■ Given passage
☆ ☆ ☆ ☆ ☆
Approximately half of the infants with symptomatic infection will develop sequelae including SNHL and cognitive and motor deficits.10,32,34–36,39–43 Predictors of adverse neurologic outcome in children with symptomatic congenital CMV infection include microcephaly, the presence of other neurologic abnormalities at birth or in early infancy, neuroimaging abnormalities detected within the first month of life, and the presence of multiple clinical findings.32,35,37,43–48 Approximately 7%–15% of asymptomatic children will develop SNHL. Among those with hearing loss, one-half of the children with asymptomatic infection will have bilateral deficits which can vary from mild high-frequency loss to profound impairment.10,42,49–52 In addition, hearing loss in these children is often progressive and/or late in onset, requiring ongoing monitoring.42,49,51,52 Other neurologic complications may also occur with asymptomatic congenital CMV infection, and while the data are sparse, occur at a much lower frequency than in symptomatic infection.52 All of these findings indicate the chronicity of congenital CMV infection.

Because of the significant morbidity associated with congenital CMV infection, it has become an important target for antiviral therapy. Against this backdrop, first, ganciclovir and, then, valganciclovir have been evaluated for the treatment of babies with symptomatic disease.

The initial studies of ganciclovir were performed in babies who had symptomatic congenital CMV infection. Intravenous ganciclovir was administered either at a dosage of 8 or 12 mg/kg once per day for 6 weeks in a Phase IB study. The purpose of this study was to determine whether there was any impact whatsoever on clearance of virus from the urine and any preliminary responses to improved hearing. By 6 weeks after the onset of therapy, the majority of babies who received 12 mg/kg/day had a significant decrease in viral load in urine and a statistically greater reduction than that observed in those who received 8 mg/kg/day.53 At the initiation of therapy, virus load was approximately 5 logs. At the high dose, most babies had a reduction to less than one log of virus in the urine but still detectable after 6 weeks. Within a month of completion of therapy, excretion virus returned in the urine to approximately 3 logs. Thus, total elimination was not achieved.
☆ ☆ ☆ ☆ ☆
[Stored data entries]

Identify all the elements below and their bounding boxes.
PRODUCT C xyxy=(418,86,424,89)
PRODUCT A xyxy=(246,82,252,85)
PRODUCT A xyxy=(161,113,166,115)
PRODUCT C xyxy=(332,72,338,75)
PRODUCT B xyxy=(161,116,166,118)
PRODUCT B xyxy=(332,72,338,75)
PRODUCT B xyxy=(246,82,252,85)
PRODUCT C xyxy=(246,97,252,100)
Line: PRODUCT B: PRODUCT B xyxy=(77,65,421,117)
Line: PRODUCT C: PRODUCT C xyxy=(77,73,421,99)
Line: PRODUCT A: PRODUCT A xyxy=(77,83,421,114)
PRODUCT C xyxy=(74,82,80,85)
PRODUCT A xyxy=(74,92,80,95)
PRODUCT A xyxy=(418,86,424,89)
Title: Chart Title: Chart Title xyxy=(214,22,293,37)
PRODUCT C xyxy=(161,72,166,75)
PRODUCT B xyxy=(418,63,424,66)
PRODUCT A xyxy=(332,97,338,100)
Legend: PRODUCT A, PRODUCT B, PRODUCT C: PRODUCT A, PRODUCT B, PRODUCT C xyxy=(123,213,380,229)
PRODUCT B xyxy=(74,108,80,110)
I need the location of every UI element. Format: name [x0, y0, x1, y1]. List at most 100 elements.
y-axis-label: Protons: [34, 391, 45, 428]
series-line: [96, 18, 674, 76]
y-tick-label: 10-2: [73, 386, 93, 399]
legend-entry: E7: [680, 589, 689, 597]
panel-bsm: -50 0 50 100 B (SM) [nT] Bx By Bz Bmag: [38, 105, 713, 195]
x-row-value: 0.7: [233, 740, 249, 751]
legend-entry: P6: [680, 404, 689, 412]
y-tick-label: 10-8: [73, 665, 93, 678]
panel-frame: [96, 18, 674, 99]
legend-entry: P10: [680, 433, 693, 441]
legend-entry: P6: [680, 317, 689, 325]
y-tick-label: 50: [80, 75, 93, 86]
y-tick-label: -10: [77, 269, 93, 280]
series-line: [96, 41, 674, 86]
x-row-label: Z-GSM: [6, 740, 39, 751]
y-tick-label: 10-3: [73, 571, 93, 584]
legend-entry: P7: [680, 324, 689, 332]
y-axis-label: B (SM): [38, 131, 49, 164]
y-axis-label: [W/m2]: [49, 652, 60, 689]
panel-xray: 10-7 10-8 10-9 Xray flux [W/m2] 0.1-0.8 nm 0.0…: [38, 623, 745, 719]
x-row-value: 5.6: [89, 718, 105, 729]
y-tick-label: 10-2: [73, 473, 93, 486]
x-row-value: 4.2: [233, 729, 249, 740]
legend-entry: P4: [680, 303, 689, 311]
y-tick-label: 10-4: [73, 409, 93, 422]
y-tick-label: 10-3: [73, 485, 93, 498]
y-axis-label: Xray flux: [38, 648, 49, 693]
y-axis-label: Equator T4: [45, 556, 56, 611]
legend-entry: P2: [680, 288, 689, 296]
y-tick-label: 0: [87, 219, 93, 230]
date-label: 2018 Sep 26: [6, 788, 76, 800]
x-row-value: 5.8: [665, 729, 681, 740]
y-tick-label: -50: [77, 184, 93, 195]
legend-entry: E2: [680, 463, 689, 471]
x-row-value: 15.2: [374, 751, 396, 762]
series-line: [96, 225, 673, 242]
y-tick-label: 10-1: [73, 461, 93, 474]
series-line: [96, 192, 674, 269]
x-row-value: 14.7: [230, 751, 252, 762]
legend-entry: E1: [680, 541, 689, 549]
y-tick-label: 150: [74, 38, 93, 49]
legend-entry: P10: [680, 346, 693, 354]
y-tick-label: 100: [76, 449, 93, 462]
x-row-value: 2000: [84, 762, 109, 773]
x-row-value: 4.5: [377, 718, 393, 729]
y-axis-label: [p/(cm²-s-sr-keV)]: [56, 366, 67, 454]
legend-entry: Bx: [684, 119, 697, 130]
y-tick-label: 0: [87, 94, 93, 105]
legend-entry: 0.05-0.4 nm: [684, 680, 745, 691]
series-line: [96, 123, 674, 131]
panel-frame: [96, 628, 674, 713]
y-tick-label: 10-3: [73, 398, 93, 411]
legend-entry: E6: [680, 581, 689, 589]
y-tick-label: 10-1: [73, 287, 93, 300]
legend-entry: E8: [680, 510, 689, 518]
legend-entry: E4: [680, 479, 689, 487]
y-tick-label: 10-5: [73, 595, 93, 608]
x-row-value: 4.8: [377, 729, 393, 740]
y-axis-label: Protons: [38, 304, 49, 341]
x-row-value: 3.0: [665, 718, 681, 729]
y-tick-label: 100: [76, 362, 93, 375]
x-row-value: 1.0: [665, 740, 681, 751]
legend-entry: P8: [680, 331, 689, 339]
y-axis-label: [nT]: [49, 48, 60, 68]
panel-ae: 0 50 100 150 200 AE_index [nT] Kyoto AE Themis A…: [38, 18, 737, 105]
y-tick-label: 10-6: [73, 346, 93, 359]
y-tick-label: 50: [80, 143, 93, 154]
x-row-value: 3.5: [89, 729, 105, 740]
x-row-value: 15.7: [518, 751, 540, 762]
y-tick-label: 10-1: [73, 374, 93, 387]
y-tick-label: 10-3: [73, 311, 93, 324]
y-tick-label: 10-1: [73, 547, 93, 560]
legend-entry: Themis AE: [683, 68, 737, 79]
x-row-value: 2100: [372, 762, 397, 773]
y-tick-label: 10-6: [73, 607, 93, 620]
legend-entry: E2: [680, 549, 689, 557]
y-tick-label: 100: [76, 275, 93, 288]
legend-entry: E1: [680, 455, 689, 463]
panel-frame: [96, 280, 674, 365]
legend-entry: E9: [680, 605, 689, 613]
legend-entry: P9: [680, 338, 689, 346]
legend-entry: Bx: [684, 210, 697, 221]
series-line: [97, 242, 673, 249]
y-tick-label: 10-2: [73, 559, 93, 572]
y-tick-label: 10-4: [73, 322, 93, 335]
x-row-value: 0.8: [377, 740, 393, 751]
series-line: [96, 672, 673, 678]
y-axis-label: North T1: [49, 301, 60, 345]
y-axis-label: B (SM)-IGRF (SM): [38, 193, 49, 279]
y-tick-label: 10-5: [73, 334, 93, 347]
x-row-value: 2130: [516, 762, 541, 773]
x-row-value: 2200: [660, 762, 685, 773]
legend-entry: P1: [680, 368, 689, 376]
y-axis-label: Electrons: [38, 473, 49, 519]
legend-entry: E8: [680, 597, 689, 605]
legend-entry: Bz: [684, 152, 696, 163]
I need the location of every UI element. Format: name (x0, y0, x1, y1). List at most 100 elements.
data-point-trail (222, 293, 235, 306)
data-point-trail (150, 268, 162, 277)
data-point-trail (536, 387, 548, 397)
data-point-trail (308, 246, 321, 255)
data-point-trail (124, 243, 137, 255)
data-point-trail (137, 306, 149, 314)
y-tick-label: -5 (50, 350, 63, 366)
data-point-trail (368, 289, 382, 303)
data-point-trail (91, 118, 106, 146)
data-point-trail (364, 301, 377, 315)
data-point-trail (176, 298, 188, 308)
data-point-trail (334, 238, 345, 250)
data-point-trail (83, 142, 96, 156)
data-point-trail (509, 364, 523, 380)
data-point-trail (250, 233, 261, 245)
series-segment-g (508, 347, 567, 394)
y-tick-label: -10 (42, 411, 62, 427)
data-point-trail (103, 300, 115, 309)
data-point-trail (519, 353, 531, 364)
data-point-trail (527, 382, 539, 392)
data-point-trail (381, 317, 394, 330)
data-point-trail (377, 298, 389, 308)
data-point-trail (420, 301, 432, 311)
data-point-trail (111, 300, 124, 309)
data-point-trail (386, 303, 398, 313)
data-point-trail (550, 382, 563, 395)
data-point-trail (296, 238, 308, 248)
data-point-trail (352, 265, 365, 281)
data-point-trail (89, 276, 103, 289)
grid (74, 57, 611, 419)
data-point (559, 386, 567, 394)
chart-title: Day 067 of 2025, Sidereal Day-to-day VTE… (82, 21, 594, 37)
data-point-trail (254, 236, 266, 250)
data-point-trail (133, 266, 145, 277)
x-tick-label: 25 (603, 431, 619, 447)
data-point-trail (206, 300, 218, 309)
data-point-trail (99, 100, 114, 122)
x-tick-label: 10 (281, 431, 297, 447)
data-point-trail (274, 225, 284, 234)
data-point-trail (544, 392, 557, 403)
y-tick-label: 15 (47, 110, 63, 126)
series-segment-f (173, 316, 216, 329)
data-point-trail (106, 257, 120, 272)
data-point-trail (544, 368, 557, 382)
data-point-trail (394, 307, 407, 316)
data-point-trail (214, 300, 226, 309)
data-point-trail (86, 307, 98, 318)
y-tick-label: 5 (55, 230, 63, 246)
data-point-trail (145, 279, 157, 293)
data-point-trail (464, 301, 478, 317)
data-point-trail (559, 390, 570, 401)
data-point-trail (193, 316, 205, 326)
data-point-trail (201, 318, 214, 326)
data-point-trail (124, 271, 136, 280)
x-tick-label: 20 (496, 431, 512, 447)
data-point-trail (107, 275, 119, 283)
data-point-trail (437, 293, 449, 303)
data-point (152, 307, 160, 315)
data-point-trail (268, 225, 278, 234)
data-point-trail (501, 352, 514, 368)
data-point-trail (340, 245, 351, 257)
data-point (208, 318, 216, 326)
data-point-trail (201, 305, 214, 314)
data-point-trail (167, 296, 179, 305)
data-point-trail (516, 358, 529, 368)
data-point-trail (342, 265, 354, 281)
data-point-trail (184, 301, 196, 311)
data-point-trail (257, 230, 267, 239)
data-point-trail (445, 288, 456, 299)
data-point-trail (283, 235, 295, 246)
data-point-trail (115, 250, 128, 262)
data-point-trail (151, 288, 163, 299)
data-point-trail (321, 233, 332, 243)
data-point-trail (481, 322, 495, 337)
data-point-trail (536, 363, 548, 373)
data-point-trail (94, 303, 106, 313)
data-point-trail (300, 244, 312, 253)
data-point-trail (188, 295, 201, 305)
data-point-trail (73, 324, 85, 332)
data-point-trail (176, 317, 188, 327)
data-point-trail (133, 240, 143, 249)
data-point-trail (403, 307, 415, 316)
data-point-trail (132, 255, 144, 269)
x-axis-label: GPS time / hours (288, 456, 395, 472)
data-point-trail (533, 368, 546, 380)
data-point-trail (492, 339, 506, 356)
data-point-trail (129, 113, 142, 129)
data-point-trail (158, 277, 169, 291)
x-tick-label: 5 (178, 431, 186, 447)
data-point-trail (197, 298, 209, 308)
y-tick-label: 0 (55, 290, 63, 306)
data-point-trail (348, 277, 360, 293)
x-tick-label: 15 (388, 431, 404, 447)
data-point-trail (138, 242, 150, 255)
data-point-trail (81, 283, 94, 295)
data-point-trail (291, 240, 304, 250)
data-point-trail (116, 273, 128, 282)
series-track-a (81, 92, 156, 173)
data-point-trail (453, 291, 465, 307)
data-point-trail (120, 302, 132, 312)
☆ ☆ ☆ ☆ ☆
■ Work to complete
(A) In the passage on congenital CMV infection, repeat word for word the part that opens with the words containing "Because of the" and closes with "with symptomatic disease.".
(B) According to the passage on congenital CMV infection, what share of asymptomatic children will develop SNHL?

■ Solutions
(A)
Because of the significant morbidity associated with congenital CMV infection, it has become an important target for antiviral therapy. Against this backdrop, first, ganciclovir and, then, valganciclovir have been evaluated for the treatment of babies with symptomatic disease.

(B) Approximately 7%–15%